_Aim_:
Answer these questions using the Swiss lakes guide below.
(a) How many lakes does Switzerland have?
(b) What is the farthest you can be from a lake anywhere in Switzerland?
(c) What are the two ways to reach Lake Gelmer?

Of course, we can’t cover all 1500+ lakes so there are still plenty more for you to stumble across on your travels. Wherever you are in Switzerland, you’ll never be more than 16 kilometres from a lake so you are bound to discover as least one picturesque lake that steals your heart.
I asked some travel bloggers to share their favourite lakes in Switzerland with me and you can read why they love these particular lakes below. I’ve also added my top picks to this guide to the most beautiful lakes in Switzerland.
Read on … you’ll be amazed at the array of stunning lakes in Switzerland.
Most Beautiful Lakes in Switzerland
Lake Gelmer (Gelmersee)
If you’re looking for beautiful lakes in Switzerland, you have to go to Gelmersee.
Gelmersee Lake is up in the Swiss Alps and is one of the prettiest lakes I have ever seen. The colour of the water is breathtaking, as well as the views of the surrounding mountains and valleys. It’s the perfect place to spend an hour for a picnic, or a day hiking into the mountains.
But the BEST thing about Gelmersee is how you get to it.
There are two ways to reach the lake – by hiking up a (very, very large) mountain. Or by taking the Gelmerbahn Funicular.

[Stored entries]
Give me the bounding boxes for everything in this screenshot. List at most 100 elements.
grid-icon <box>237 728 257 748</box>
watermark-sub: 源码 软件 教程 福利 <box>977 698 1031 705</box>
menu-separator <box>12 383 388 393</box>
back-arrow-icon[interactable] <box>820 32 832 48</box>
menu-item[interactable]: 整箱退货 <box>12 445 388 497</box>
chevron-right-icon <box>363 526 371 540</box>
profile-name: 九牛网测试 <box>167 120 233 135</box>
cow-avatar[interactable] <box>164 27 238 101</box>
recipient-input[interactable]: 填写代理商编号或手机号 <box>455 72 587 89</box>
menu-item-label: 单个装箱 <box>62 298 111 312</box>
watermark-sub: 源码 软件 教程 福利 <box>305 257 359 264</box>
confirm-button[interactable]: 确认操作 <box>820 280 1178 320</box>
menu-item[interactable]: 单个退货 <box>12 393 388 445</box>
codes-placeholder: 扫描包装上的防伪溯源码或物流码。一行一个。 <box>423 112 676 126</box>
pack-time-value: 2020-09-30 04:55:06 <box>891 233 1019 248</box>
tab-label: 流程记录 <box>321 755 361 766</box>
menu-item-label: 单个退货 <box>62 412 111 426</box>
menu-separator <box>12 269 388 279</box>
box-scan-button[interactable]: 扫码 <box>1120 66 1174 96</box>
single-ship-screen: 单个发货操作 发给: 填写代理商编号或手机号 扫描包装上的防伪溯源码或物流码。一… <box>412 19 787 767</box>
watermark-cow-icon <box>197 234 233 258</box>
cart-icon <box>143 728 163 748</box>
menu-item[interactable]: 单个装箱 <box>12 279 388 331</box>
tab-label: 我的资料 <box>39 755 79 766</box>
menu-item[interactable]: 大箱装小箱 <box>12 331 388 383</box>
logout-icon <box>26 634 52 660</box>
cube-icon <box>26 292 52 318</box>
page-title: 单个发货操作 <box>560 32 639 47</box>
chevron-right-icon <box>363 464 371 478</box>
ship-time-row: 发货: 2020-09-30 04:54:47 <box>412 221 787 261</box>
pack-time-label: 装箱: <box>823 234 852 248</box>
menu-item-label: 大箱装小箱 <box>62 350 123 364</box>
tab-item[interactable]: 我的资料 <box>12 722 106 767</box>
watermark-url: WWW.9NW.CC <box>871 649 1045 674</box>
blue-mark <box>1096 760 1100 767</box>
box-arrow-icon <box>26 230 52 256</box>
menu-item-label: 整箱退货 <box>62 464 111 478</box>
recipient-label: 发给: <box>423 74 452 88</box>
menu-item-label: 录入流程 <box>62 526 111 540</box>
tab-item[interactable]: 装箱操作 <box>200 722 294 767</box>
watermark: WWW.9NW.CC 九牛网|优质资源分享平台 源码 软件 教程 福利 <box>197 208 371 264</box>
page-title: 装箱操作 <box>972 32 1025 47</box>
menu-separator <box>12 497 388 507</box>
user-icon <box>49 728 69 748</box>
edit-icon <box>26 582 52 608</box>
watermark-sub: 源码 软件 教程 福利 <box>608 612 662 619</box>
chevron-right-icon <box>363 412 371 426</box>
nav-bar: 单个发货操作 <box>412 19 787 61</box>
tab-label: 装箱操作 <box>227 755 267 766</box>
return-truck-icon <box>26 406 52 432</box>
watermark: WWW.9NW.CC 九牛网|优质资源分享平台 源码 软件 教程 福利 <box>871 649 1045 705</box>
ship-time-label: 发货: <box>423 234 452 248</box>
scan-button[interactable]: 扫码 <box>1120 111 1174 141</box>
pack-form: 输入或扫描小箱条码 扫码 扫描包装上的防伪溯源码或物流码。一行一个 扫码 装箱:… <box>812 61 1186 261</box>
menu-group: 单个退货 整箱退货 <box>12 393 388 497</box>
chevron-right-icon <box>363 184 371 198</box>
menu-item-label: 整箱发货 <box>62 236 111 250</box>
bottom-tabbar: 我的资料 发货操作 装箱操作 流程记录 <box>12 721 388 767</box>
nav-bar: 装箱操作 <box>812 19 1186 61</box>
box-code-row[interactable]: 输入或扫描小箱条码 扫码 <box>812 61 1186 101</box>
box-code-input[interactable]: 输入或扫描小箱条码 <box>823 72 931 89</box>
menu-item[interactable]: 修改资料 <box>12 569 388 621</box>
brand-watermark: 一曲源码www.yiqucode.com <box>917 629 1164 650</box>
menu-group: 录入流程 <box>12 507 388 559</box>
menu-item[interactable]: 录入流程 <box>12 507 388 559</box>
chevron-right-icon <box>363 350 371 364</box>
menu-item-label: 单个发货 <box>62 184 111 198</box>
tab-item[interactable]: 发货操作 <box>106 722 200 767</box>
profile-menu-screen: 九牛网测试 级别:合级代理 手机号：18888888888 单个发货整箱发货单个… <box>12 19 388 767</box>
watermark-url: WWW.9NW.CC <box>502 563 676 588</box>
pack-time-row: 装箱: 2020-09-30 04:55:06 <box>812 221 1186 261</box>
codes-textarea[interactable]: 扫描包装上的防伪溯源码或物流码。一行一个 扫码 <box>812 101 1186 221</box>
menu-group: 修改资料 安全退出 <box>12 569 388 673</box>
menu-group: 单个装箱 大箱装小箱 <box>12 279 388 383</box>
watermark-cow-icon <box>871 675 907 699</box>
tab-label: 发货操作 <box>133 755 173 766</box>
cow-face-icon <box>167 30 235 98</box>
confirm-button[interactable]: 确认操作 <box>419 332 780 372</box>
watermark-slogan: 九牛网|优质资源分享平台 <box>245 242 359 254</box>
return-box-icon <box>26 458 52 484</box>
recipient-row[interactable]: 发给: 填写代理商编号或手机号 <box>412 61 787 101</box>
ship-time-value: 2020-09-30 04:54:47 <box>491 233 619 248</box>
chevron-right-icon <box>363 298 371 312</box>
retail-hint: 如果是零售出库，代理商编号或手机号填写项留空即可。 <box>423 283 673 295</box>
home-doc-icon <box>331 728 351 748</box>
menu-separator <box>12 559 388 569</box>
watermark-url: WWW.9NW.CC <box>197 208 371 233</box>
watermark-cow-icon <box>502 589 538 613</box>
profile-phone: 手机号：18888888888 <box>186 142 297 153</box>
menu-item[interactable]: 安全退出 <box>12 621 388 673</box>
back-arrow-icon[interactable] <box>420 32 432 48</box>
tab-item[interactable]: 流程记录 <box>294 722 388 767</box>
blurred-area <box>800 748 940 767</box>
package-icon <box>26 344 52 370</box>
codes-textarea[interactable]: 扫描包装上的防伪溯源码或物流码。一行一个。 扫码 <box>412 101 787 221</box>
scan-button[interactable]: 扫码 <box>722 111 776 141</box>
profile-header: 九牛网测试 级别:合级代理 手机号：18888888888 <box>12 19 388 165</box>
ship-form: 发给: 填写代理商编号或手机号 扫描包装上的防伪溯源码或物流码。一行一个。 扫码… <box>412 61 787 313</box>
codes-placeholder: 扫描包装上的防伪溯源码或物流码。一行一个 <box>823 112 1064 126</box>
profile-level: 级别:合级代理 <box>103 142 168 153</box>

_Solution for this task_:
(a) More than 1,500.
(b) 16 kilometers.
(c) Hiking up a very large mountain, or taking the Gelmerbahn Funicular.